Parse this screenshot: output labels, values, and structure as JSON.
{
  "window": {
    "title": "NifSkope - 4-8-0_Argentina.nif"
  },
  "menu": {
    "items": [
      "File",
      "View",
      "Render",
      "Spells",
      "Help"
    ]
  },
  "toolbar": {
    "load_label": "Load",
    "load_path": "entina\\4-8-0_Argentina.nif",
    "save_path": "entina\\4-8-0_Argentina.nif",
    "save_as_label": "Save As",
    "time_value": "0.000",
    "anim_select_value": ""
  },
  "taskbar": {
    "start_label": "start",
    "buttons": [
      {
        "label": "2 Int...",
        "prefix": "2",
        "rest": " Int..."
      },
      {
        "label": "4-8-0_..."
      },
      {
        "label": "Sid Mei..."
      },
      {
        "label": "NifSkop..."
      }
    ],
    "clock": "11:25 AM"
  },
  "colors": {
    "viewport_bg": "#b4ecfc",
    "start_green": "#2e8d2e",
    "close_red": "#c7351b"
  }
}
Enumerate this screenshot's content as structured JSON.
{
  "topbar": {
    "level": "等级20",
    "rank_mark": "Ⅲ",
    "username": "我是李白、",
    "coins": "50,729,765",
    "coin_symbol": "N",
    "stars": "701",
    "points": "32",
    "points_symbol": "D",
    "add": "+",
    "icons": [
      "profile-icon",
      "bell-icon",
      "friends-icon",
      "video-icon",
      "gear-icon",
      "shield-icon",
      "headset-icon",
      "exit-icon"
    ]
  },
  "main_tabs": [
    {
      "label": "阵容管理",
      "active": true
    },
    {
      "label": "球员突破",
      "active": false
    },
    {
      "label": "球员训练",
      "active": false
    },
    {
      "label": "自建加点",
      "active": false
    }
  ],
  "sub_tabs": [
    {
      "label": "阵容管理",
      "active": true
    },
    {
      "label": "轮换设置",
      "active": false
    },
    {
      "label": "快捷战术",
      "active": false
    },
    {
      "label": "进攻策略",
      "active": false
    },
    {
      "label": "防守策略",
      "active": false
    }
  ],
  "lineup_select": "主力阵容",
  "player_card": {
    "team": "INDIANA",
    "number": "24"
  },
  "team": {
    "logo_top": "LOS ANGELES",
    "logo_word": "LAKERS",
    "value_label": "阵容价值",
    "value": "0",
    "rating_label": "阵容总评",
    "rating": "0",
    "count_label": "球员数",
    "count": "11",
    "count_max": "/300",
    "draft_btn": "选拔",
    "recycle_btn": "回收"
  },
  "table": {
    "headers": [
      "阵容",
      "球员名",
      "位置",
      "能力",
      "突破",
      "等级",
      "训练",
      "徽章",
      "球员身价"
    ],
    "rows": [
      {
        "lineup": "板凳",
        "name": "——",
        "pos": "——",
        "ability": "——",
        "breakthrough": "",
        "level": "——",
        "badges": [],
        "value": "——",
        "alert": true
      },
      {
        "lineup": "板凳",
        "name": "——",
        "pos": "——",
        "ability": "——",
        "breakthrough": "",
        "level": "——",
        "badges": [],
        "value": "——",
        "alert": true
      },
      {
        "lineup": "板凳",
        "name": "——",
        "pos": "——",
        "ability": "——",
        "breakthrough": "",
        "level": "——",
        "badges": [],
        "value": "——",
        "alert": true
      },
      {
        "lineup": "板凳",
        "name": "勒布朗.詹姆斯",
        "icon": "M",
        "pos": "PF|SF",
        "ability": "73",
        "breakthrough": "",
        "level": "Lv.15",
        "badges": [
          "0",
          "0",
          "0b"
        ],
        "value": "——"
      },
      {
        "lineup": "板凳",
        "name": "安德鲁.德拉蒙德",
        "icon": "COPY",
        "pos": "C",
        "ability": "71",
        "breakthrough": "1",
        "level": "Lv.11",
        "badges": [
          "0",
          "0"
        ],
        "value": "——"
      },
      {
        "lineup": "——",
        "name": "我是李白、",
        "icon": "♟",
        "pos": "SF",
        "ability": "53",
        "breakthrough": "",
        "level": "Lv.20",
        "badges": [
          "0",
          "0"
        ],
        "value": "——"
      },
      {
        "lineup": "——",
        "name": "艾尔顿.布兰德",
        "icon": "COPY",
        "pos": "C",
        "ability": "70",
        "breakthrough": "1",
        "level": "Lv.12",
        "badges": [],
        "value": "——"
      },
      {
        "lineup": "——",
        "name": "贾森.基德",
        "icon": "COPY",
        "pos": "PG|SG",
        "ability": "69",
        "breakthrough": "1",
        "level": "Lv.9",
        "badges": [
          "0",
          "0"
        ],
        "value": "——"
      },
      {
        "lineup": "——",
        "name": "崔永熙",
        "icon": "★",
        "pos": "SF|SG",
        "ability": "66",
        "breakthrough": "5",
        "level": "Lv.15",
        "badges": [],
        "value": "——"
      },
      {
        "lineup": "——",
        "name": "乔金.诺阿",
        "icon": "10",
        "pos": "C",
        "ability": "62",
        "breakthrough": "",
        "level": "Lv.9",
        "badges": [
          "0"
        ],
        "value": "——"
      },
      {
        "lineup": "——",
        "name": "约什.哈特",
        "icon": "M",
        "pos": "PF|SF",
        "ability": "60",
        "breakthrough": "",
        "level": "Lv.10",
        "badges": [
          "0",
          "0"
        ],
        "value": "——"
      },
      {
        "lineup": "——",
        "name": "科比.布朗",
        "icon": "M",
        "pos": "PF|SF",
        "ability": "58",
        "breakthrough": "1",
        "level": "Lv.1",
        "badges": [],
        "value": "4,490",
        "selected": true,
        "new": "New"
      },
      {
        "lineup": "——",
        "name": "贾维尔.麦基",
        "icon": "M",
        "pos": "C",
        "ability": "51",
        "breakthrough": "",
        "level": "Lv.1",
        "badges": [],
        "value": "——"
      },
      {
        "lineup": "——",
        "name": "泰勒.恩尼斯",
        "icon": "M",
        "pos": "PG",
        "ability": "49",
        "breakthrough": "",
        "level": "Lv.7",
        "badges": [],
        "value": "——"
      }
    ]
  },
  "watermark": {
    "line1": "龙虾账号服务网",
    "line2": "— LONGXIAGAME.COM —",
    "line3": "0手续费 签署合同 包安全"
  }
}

*DESCRIPTION OF THE TASK*
Using the data above, print every record exactly as shown.

*TASK OUTPUT*
Parse this screenshot: output labels, values, and structure as JSON.
{
  "window": {
    "title": "NifSkope - 4-8-0_Argentina.nif"
  },
  "menu": {
    "items": [
      "File",
      "View",
      "Render",
      "Spells",
      "Help"
    ]
  },
  "toolbar": {
    "load_label": "Load",
    "load_path": "entina\\4-8-0_Argentina.nif",
    "save_path": "entina\\4-8-0_Argentina.nif",
    "save_as_label": "Save As",
    "time_value": "0.000",
    "anim_select_value": ""
  },
  "taskbar": {
    "start_label": "start",
    "buttons": [
      {
        "label": "2 Int...",
        "prefix": "2",
        "rest": " Int..."
      },
      {
        "label": "4-8-0_..."
      },
      {
        "label": "Sid Mei..."
      },
      {
        "label": "NifSkop..."
      }
    ],
    "clock": "11:25 AM"
  },
  "colors": {
    "viewport_bg": "#b4ecfc",
    "start_green": "#2e8d2e",
    "close_red": "#c7351b"
  }
}
Enumerate this screenshot's content as structured JSON.
{
  "topbar": {
    "level": "等级20",
    "rank_mark": "Ⅲ",
    "username": "我是李白、",
    "coins": "50,729,765",
    "coin_symbol": "N",
    "stars": "701",
    "points": "32",
    "points_symbol": "D",
    "add": "+",
    "icons": [
      "profile-icon",
      "bell-icon",
      "friends-icon",
      "video-icon",
      "gear-icon",
      "shield-icon",
      "headset-icon",
      "exit-icon"
    ]
  },
  "main_tabs": [
    {
      "label": "阵容管理",
      "active": true
    },
    {
      "label": "球员突破",
      "active": false
    },
    {
      "label": "球员训练",
      "active": false
    },
    {
      "label": "自建加点",
      "active": false
    }
  ],
  "sub_tabs": [
    {
      "label": "阵容管理",
      "active": true
    },
    {
      "label": "轮换设置",
      "active": false
    },
    {
      "label": "快捷战术",
      "active": false
    },
    {
      "label": "进攻策略",
      "active": false
    },
    {
      "label": "防守策略",
      "active": false
    }
  ],
  "lineup_select": "主力阵容",
  "player_card": {
    "team": "INDIANA",
    "number": "24"
  },
  "team": {
    "logo_top": "LOS ANGELES",
    "logo_word": "LAKERS",
    "value_label": "阵容价值",
    "value": "0",
    "rating_label": "阵容总评",
    "rating": "0",
    "count_label": "球员数",
    "count": "11",
    "count_max": "/300",
    "draft_btn": "选拔",
    "recycle_btn": "回收"
  },
  "table": {
    "headers": [
      "阵容",
      "球员名",
      "位置",
      "能力",
      "突破",
      "等级",
      "训练",
      "徽章",
      "球员身价"
    ],
    "rows": [
      {
        "lineup": "板凳",
        "name": "——",
        "pos": "——",
        "ability": "——",
        "breakthrough": "",
        "level": "——",
        "badges": [],
        "value": "——",
        "alert": true
      },
      {
        "lineup": "板凳",
        "name": "——",
        "pos": "——",
        "ability": "——",
        "breakthrough": "",
        "level": "——",
        "badges": [],
        "value": "——",
        "alert": true
      },
      {
        "lineup": "板凳",
        "name": "——",
        "pos": "——",
        "ability": "——",
        "breakthrough": "",
        "level": "——",
        "badges": [],
        "value": "——",
        "alert": true
      },
      {
        "lineup": "板凳",
        "name": "勒布朗.詹姆斯",
        "icon": "M",
        "pos": "PF|SF",
        "ability": "73",
        "breakthrough": "",
        "level": "Lv.15",
        "badges": [
          "0",
          "0",
          "0b"
        ],
        "value": "——"
      },
      {
        "lineup": "板凳",
        "name": "安德鲁.德拉蒙德",
        "icon": "COPY",
        "pos": "C",
        "ability": "71",
        "breakthrough": "1",
        "level": "Lv.11",
        "badges": [
          "0",
          "0"
        ],
        "value": "——"
      },
      {
        "lineup": "——",
        "name": "我是李白、",
        "icon": "♟",
        "pos": "SF",
        "ability": "53",
        "breakthrough": "",
        "level": "Lv.20",
        "badges": [
          "0",
          "0"
        ],
        "value": "——"
      },
      {
        "lineup": "——",
        "name": "艾尔顿.布兰德",
        "icon": "COPY",
        "pos": "C",
        "ability": "70",
        "breakthrough": "1",
        "level": "Lv.12",
        "badges": [],
        "value": "——"
      },
      {
        "lineup": "——",
        "name": "贾森.基德",
        "icon": "COPY",
        "pos": "PG|SG",
        "ability": "69",
        "breakthrough": "1",
        "level": "Lv.9",
        "badges": [
          "0",
          "0"
        ],
        "value": "——"
      },
      {
        "lineup": "——",
        "name": "崔永熙",
        "icon": "★",
        "pos": "SF|SG",
        "ability": "66",
        "breakthrough": "5",
        "level": "Lv.15",
        "badges": [],
        "value": "——"
      },
      {
        "lineup": "——",
        "name": "乔金.诺阿",
        "icon": "10",
        "pos": "C",
        "ability": "62",
        "breakthrough": "",
        "level": "Lv.9",
        "badges": [
          "0"
        ],
        "value": "——"
      },
      {
        "lineup": "——",
        "name": "约什.哈特",
        "icon": "M",
        "pos": "PF|SF",
        "ability": "60",
        "breakthrough": "",
        "level": "Lv.10",
        "badges": [
          "0",
          "0"
        ],
        "value": "——"
      },
      {
        "lineup": "——",
        "name": "科比.布朗",
        "icon": "M",
        "pos": "PF|SF",
        "ability": "58",
        "breakthrough": "1",
        "level": "Lv.1",
        "badges": [],
        "value": "4,490",
        "selected": true,
        "new": "New"
      },
      {
        "lineup": "——",
        "name": "贾维尔.麦基",
        "icon": "M",
        "pos": "C",
        "ability": "51",
        "breakthrough": "",
        "level": "Lv.1",
        "badges": [],
        "value": "——"
      },
      {
        "lineup": "——",
        "name": "泰勒.恩尼斯",
        "icon": "M",
        "pos": "PG",
        "ability": "49",
        "breakthrough": "",
        "level": "Lv.7",
        "badges": [],
        "value": "——"
      }
    ]
  },
  "watermark": {
    "line1": "龙虾账号服务网",
    "line2": "— LONGXIAGAME.COM —",
    "line3": "0手续费 签署合同 包安全"
  }
}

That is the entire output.